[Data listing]
-- Begin --
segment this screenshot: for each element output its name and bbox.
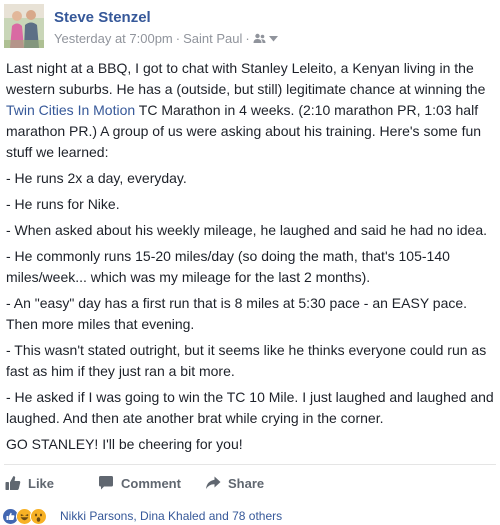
post-paragraph: - He runs 2x a day, everyday.: [6, 170, 187, 186]
meta-separator: ·: [175, 31, 181, 46]
like-label: Like: [28, 475, 55, 491]
post-header: Steve Stenzel Yesterday at 7:00pm · Sain…: [0, 0, 500, 52]
actions-divider: [4, 464, 496, 465]
paragraph-text: Last night at a BBQ, I got to chat with …: [6, 60, 486, 97]
post-meta: Yesterday at 7:00pm · Saint Paul ·: [54, 31, 278, 46]
like-button[interactable]: Like: [5, 468, 98, 498]
wow-reaction-icon: [30, 507, 47, 525]
reaction-icons: [2, 507, 47, 525]
post-paragraph: - This wasn't stated outright, but it se…: [6, 342, 487, 379]
author-name[interactable]: Steve Stenzel: [54, 9, 151, 26]
post-body: Last night at a BBQ, I got to chat with …: [6, 58, 496, 460]
post-paragraph: - He runs for Nike.: [6, 196, 120, 212]
share-label: Share: [228, 475, 265, 491]
post-paragraph: GO STANLEY! I'll be cheering for you!: [6, 436, 243, 452]
page-link[interactable]: Twin Cities In Motion: [6, 102, 135, 118]
post-paragraph: - An "easy" day has a first run that is …: [6, 295, 468, 332]
thumbs-up-icon: [5, 476, 21, 490]
reactions-text[interactable]: Nikki Parsons, Dina Khaled and 78 others: [60, 509, 282, 523]
post-paragraph: Last night at a BBQ, I got to chat with …: [6, 58, 496, 163]
post-actions: Like Comment Share: [0, 468, 500, 498]
facebook-post: Steve Stenzel Yesterday at 7:00pm · Sain…: [0, 0, 500, 525]
meta-separator-2: ·: [245, 31, 250, 46]
post-location[interactable]: Saint Paul: [183, 31, 242, 46]
post-paragraph: - He asked if I was going to win the TC …: [6, 389, 494, 426]
comment-icon: [99, 476, 113, 490]
chevron-down-icon[interactable]: [268, 35, 278, 42]
comment-button[interactable]: Comment: [98, 468, 205, 498]
reactions-bar[interactable]: Nikki Parsons, Dina Khaled and 78 others: [2, 507, 282, 525]
share-icon: [206, 476, 221, 489]
friends-icon[interactable]: [253, 33, 266, 44]
post-paragraph: - When asked about his weekly mileage, h…: [6, 222, 487, 238]
comment-label: Comment: [121, 475, 181, 491]
share-button[interactable]: Share: [205, 468, 325, 498]
avatar[interactable]: [4, 4, 44, 48]
post-timestamp[interactable]: Yesterday at 7:00pm: [54, 31, 173, 46]
post-paragraph: - He commonly runs 15-20 miles/day (so d…: [6, 248, 450, 285]
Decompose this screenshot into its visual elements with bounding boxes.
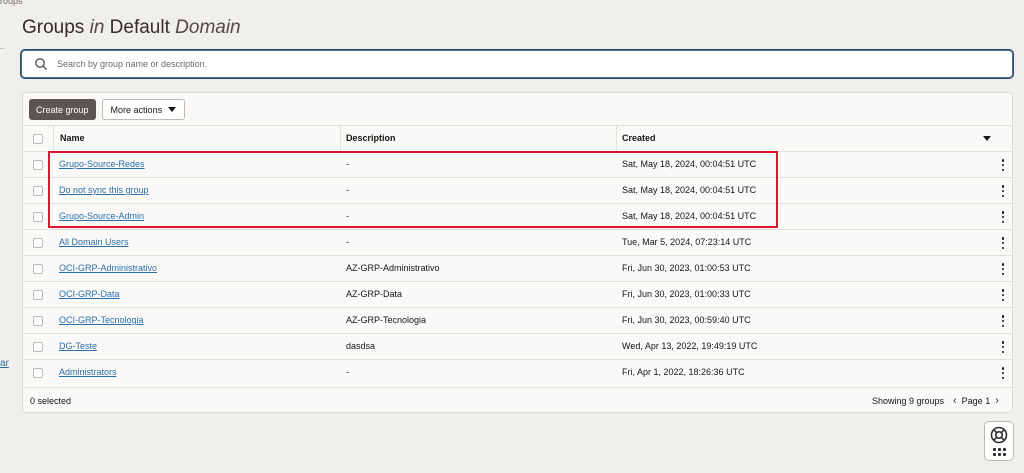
group-created: Tue, Mar 5, 2024, 07:23:14 UTC (622, 237, 752, 247)
row-checkbox[interactable] (33, 316, 43, 326)
row-checkbox[interactable] (33, 342, 43, 352)
group-description: - (346, 237, 349, 247)
group-created: Fri, Jun 30, 2023, 01:00:33 UTC (622, 289, 751, 299)
grid-apps-icon (992, 448, 1006, 456)
group-name-link[interactable]: Grupo-Source-Redes (59, 159, 145, 169)
group-created: Sat, May 18, 2024, 00:04:51 UTC (622, 211, 757, 221)
column-header-description[interactable]: Description (346, 126, 396, 151)
title-groups: Groups (22, 17, 85, 38)
breadcrumb-fragment[interactable]: roups (0, 0, 23, 6)
search-icon (35, 58, 47, 70)
kebab-menu-icon[interactable] (1000, 315, 1006, 327)
caret-down-icon[interactable] (983, 136, 991, 141)
toolbar: Create group More actions (29, 99, 186, 120)
group-name-link[interactable]: DG-Teste (59, 341, 97, 351)
group-description: - (346, 211, 349, 221)
showing-count: Showing 9 groups (872, 396, 945, 406)
chevron-right-icon[interactable]: › (995, 388, 999, 414)
group-description: - (346, 185, 349, 195)
kebab-menu-icon[interactable] (1000, 367, 1006, 379)
group-name-link[interactable]: Do not sync this group (59, 185, 149, 195)
group-created: Wed, Apr 13, 2022, 19:49:19 UTC (622, 341, 758, 351)
column-divider (616, 126, 617, 151)
kebab-menu-icon[interactable] (1000, 211, 1006, 223)
chevron-left-icon[interactable]: ‹ (953, 388, 957, 414)
group-name-link[interactable]: OCI-GRP-Data (59, 289, 120, 299)
page-title: Groups in Default Domain (22, 17, 241, 39)
group-created: Sat, May 18, 2024, 00:04:51 UTC (622, 159, 757, 169)
row-checkbox[interactable] (33, 238, 43, 248)
pagination: ‹ Page 1 › (953, 388, 999, 414)
sidebar-divider (0, 48, 4, 49)
row-checkbox[interactable] (33, 160, 43, 170)
title-in: in (89, 17, 105, 38)
group-description: AZ-GRP-Data (346, 289, 403, 299)
table-row: OCI-GRP-Administrativo AZ-GRP-Administra… (23, 255, 1012, 281)
kebab-menu-icon[interactable] (1000, 185, 1006, 197)
search-bar[interactable] (21, 50, 1013, 78)
title-domain: Domain (175, 17, 241, 38)
help-button[interactable] (984, 421, 1014, 461)
more-actions-button[interactable]: More actions (101, 99, 186, 120)
group-description: AZ-GRP-Tecnologia (346, 315, 427, 325)
select-all-checkbox[interactable] (33, 134, 43, 144)
kebab-menu-icon[interactable] (1000, 341, 1006, 353)
table-row: OCI-GRP-Data AZ-GRP-Data Fri, Jun 30, 20… (23, 281, 1012, 307)
create-group-button[interactable]: Create group (29, 99, 96, 120)
row-checkbox[interactable] (33, 368, 43, 378)
group-created: Sat, May 18, 2024, 00:04:51 UTC (622, 185, 757, 195)
table-row: DG-Teste dasdsa Wed, Apr 13, 2022, 19:49… (23, 333, 1012, 359)
row-checkbox[interactable] (33, 186, 43, 196)
selection-count: 0 selected (30, 396, 72, 406)
group-name-link[interactable]: OCI-GRP-Tecnologia (59, 315, 144, 325)
group-description: - (346, 159, 349, 169)
table-row: OCI-GRP-Tecnologia AZ-GRP-Tecnologia Fri… (23, 307, 1012, 333)
kebab-menu-icon[interactable] (1000, 159, 1006, 171)
table-row: All Domain Users - Tue, Mar 5, 2024, 07:… (23, 229, 1012, 255)
kebab-menu-icon[interactable] (1000, 263, 1006, 275)
group-name-link[interactable]: Grupo-Source-Admin (59, 211, 144, 221)
more-actions-label: More actions (110, 104, 163, 115)
caret-down-icon (168, 107, 177, 112)
group-created: Fri, Jun 30, 2023, 01:00:53 UTC (622, 263, 751, 273)
sidebar-link-fragment[interactable]: ar (0, 358, 9, 369)
groups-table: Name Description Created Grupo-Source-Re… (23, 125, 1012, 385)
table-row: Grupo-Source-Admin - Sat, May 18, 2024, … (23, 203, 1012, 229)
table-row: Do not sync this group - Sat, May 18, 20… (23, 177, 1012, 203)
row-checkbox[interactable] (33, 212, 43, 222)
row-checkbox[interactable] (33, 264, 43, 274)
column-header-name[interactable]: Name (60, 126, 85, 151)
table-row: Grupo-Source-Redes - Sat, May 18, 2024, … (23, 151, 1012, 177)
kebab-menu-icon[interactable] (1000, 237, 1006, 249)
group-name-link[interactable]: OCI-GRP-Administrativo (59, 263, 157, 273)
group-description: - (346, 367, 349, 377)
column-divider (340, 126, 341, 151)
column-header-created[interactable]: Created (622, 126, 656, 151)
help-lifebuoy-icon (990, 426, 1008, 444)
table-footer: 0 selected Showing 9 groups ‹ Page 1 › (23, 387, 1012, 413)
group-created: Fri, Apr 1, 2022, 18:26:36 UTC (622, 367, 745, 377)
group-name-link[interactable]: All Domain Users (59, 237, 129, 247)
row-checkbox[interactable] (33, 290, 43, 300)
groups-panel: Create group More actions Name Descripti… (22, 92, 1013, 413)
page-indicator: Page 1 (961, 396, 991, 406)
table-header: Name Description Created (23, 125, 1012, 151)
group-description: dasdsa (346, 341, 376, 351)
search-input[interactable] (57, 59, 1012, 69)
group-description: AZ-GRP-Administrativo (346, 263, 440, 273)
group-created: Fri, Jun 30, 2023, 00:59:40 UTC (622, 315, 751, 325)
column-divider (53, 126, 54, 151)
group-name-link[interactable]: Administrators (59, 367, 117, 377)
table-row: Administrators - Fri, Apr 1, 2022, 18:26… (23, 359, 1012, 385)
kebab-menu-icon[interactable] (1000, 289, 1006, 301)
title-default: Default (109, 17, 170, 38)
-- End --
Report every line of the listing above that contains the string "separator".

meta-separator: ·: [175, 31, 181, 46]
meta-separator-2: ·: [245, 31, 250, 46]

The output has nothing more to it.